WHAT YOU WILL DO — Output every entry exactly, from the first line to the last.

SUPPLIED RECORDS —
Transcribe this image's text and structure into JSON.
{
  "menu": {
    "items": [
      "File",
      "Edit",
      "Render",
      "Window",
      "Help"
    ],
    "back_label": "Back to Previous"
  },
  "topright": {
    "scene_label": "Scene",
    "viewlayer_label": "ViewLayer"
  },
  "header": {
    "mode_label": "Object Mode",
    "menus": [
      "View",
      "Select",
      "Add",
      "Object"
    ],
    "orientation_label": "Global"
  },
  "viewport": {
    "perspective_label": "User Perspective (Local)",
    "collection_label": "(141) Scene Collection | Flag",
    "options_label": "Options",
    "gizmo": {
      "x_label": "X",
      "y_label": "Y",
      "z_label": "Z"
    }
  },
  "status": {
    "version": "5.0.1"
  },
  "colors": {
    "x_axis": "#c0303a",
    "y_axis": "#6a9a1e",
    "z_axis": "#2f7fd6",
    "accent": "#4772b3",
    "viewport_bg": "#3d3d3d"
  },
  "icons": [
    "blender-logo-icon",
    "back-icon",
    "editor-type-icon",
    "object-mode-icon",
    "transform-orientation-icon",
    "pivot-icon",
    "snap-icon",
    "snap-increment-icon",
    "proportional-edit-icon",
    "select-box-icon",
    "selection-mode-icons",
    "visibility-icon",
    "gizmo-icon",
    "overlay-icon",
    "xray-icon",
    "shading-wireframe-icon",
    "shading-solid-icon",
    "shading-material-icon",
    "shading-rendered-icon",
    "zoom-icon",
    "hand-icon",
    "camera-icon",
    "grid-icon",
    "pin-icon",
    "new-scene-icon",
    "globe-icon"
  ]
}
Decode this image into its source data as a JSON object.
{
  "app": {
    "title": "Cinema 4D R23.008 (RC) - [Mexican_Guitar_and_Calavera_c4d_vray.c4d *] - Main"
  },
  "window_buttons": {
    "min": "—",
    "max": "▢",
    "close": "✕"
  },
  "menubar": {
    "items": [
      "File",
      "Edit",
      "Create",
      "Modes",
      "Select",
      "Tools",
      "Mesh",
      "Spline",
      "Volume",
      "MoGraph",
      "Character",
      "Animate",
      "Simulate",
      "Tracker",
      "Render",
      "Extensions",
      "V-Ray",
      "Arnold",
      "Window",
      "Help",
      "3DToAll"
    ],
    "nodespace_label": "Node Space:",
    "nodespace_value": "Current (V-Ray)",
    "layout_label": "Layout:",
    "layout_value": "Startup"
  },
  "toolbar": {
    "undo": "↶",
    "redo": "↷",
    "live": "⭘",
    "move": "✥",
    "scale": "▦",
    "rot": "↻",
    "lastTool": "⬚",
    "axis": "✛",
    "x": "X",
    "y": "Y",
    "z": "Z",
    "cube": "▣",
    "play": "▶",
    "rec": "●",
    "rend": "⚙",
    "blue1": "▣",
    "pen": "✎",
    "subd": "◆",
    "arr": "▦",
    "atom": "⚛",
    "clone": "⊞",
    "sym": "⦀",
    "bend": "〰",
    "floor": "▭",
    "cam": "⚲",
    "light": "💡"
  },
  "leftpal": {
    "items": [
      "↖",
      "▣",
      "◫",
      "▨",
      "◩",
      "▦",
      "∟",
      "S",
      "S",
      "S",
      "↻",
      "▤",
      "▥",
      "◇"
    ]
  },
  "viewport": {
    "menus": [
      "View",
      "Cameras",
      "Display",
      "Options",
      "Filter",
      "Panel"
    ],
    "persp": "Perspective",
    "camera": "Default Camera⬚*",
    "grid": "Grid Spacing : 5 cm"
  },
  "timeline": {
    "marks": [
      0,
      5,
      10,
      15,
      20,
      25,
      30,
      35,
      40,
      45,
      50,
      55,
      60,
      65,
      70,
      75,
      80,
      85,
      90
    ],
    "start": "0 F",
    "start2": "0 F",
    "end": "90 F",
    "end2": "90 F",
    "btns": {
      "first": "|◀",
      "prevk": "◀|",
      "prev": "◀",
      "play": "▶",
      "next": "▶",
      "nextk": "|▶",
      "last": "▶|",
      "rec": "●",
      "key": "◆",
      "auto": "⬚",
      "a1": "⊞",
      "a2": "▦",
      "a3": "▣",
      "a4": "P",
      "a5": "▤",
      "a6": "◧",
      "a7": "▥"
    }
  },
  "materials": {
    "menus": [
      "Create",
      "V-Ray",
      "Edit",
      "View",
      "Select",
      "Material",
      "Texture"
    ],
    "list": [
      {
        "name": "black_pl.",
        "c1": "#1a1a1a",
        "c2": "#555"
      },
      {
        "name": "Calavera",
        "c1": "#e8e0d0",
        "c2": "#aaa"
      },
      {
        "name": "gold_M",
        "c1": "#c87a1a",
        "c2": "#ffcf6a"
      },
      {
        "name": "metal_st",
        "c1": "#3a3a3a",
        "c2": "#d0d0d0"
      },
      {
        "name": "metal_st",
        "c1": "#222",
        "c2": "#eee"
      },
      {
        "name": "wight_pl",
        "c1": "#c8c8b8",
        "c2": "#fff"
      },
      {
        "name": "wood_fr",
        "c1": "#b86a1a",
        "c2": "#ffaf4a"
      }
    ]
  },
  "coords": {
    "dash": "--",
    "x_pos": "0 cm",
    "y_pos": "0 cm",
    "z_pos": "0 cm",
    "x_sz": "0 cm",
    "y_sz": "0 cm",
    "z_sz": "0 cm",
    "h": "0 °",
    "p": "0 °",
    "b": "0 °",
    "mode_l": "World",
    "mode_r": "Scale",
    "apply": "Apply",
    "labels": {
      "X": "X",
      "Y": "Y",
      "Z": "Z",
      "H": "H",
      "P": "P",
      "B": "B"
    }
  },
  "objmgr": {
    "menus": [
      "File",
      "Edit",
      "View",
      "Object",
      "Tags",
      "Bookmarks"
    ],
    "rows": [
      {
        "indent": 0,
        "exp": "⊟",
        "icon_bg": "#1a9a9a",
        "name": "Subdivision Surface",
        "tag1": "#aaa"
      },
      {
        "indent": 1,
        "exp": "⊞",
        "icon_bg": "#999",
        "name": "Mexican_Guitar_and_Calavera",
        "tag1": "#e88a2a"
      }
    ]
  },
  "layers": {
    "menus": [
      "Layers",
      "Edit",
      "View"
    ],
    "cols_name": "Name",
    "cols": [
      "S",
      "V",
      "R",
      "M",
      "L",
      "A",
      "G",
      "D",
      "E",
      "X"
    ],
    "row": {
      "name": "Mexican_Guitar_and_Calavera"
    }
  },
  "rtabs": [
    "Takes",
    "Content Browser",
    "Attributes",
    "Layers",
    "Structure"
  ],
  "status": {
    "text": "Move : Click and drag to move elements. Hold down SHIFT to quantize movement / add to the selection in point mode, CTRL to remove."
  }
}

CORRECT RESPONSE —
Transcribe this image's text and structure into JSON.
{
  "menu": {
    "items": [
      "File",
      "Edit",
      "Render",
      "Window",
      "Help"
    ],
    "back_label": "Back to Previous"
  },
  "topright": {
    "scene_label": "Scene",
    "viewlayer_label": "ViewLayer"
  },
  "header": {
    "mode_label": "Object Mode",
    "menus": [
      "View",
      "Select",
      "Add",
      "Object"
    ],
    "orientation_label": "Global"
  },
  "viewport": {
    "perspective_label": "User Perspective (Local)",
    "collection_label": "(141) Scene Collection | Flag",
    "options_label": "Options",
    "gizmo": {
      "x_label": "X",
      "y_label": "Y",
      "z_label": "Z"
    }
  },
  "status": {
    "version": "5.0.1"
  },
  "colors": {
    "x_axis": "#c0303a",
    "y_axis": "#6a9a1e",
    "z_axis": "#2f7fd6",
    "accent": "#4772b3",
    "viewport_bg": "#3d3d3d"
  },
  "icons": [
    "blender-logo-icon",
    "back-icon",
    "editor-type-icon",
    "object-mode-icon",
    "transform-orientation-icon",
    "pivot-icon",
    "snap-icon",
    "snap-increment-icon",
    "proportional-edit-icon",
    "select-box-icon",
    "selection-mode-icons",
    "visibility-icon",
    "gizmo-icon",
    "overlay-icon",
    "xray-icon",
    "shading-wireframe-icon",
    "shading-solid-icon",
    "shading-material-icon",
    "shading-rendered-icon",
    "zoom-icon",
    "hand-icon",
    "camera-icon",
    "grid-icon",
    "pin-icon",
    "new-scene-icon",
    "globe-icon"
  ]
}
Decode this image into its source data as a JSON object.
{
  "app": {
    "title": "Cinema 4D R23.008 (RC) - [Mexican_Guitar_and_Calavera_c4d_vray.c4d *] - Main"
  },
  "window_buttons": {
    "min": "—",
    "max": "▢",
    "close": "✕"
  },
  "menubar": {
    "items": [
      "File",
      "Edit",
      "Create",
      "Modes",
      "Select",
      "Tools",
      "Mesh",
      "Spline",
      "Volume",
      "MoGraph",
      "Character",
      "Animate",
      "Simulate",
      "Tracker",
      "Render",
      "Extensions",
      "V-Ray",
      "Arnold",
      "Window",
      "Help",
      "3DToAll"
    ],
    "nodespace_label": "Node Space:",
    "nodespace_value": "Current (V-Ray)",
    "layout_label": "Layout:",
    "layout_value": "Startup"
  },
  "toolbar": {
    "undo": "↶",
    "redo": "↷",
    "live": "⭘",
    "move": "✥",
    "scale": "▦",
    "rot": "↻",
    "lastTool": "⬚",
    "axis": "✛",
    "x": "X",
    "y": "Y",
    "z": "Z",
    "cube": "▣",
    "play": "▶",
    "rec": "●",
    "rend": "⚙",
    "blue1": "▣",
    "pen": "✎",
    "subd": "◆",
    "arr": "▦",
    "atom": "⚛",
    "clone": "⊞",
    "sym": "⦀",
    "bend": "〰",
    "floor": "▭",
    "cam": "⚲",
    "light": "💡"
  },
  "leftpal": {
    "items": [
      "↖",
      "▣",
      "◫",
      "▨",
      "◩",
      "▦",
      "∟",
      "S",
      "S",
      "S",
      "↻",
      "▤",
      "▥",
      "◇"
    ]
  },
  "viewport": {
    "menus": [
      "View",
      "Cameras",
      "Display",
      "Options",
      "Filter",
      "Panel"
    ],
    "persp": "Perspective",
    "camera": "Default Camera⬚*",
    "grid": "Grid Spacing : 5 cm"
  },
  "timeline": {
    "marks": [
      0,
      5,
      10,
      15,
      20,
      25,
      30,
      35,
      40,
      45,
      50,
      55,
      60,
      65,
      70,
      75,
      80,
      85,
      90
    ],
    "start": "0 F",
    "start2": "0 F",
    "end": "90 F",
    "end2": "90 F",
    "btns": {
      "first": "|◀",
      "prevk": "◀|",
      "prev": "◀",
      "play": "▶",
      "next": "▶",
      "nextk": "|▶",
      "last": "▶|",
      "rec": "●",
      "key": "◆",
      "auto": "⬚",
      "a1": "⊞",
      "a2": "▦",
      "a3": "▣",
      "a4": "P",
      "a5": "▤",
      "a6": "◧",
      "a7": "▥"
    }
  },
  "materials": {
    "menus": [
      "Create",
      "V-Ray",
      "Edit",
      "View",
      "Select",
      "Material",
      "Texture"
    ],
    "list": [
      {
        "name": "black_pl.",
        "c1": "#1a1a1a",
        "c2": "#555"
      },
      {
        "name": "Calavera",
        "c1": "#e8e0d0",
        "c2": "#aaa"
      },
      {
        "name": "gold_M",
        "c1": "#c87a1a",
        "c2": "#ffcf6a"
      },
      {
        "name": "metal_st",
        "c1": "#3a3a3a",
        "c2": "#d0d0d0"
      },
      {
        "name": "metal_st",
        "c1": "#222",
        "c2": "#eee"
      },
      {
        "name": "wight_pl",
        "c1": "#c8c8b8",
        "c2": "#fff"
      },
      {
        "name": "wood_fr",
        "c1": "#b86a1a",
        "c2": "#ffaf4a"
      }
    ]
  },
  "coords": {
    "dash": "--",
    "x_pos": "0 cm",
    "y_pos": "0 cm",
    "z_pos": "0 cm",
    "x_sz": "0 cm",
    "y_sz": "0 cm",
    "z_sz": "0 cm",
    "h": "0 °",
    "p": "0 °",
    "b": "0 °",
    "mode_l": "World",
    "mode_r": "Scale",
    "apply": "Apply",
    "labels": {
      "X": "X",
      "Y": "Y",
      "Z": "Z",
      "H": "H",
      "P": "P",
      "B": "B"
    }
  },
  "objmgr": {
    "menus": [
      "File",
      "Edit",
      "View",
      "Object",
      "Tags",
      "Bookmarks"
    ],
    "rows": [
      {
        "indent": 0,
        "exp": "⊟",
        "icon_bg": "#1a9a9a",
        "name": "Subdivision Surface",
        "tag1": "#aaa"
      },
      {
        "indent": 1,
        "exp": "⊞",
        "icon_bg": "#999",
        "name": "Mexican_Guitar_and_Calavera",
        "tag1": "#e88a2a"
      }
    ]
  },
  "layers": {
    "menus": [
      "Layers",
      "Edit",
      "View"
    ],
    "cols_name": "Name",
    "cols": [
      "S",
      "V",
      "R",
      "M",
      "L",
      "A",
      "G",
      "D",
      "E",
      "X"
    ],
    "row": {
      "name": "Mexican_Guitar_and_Calavera"
    }
  },
  "rtabs": [
    "Takes",
    "Content Browser",
    "Attributes",
    "Layers",
    "Structure"
  ],
  "status": {
    "text": "Move : Click and drag to move elements. Hold down SHIFT to quantize movement / add to the selection in point mode, CTRL to remove."
  }
}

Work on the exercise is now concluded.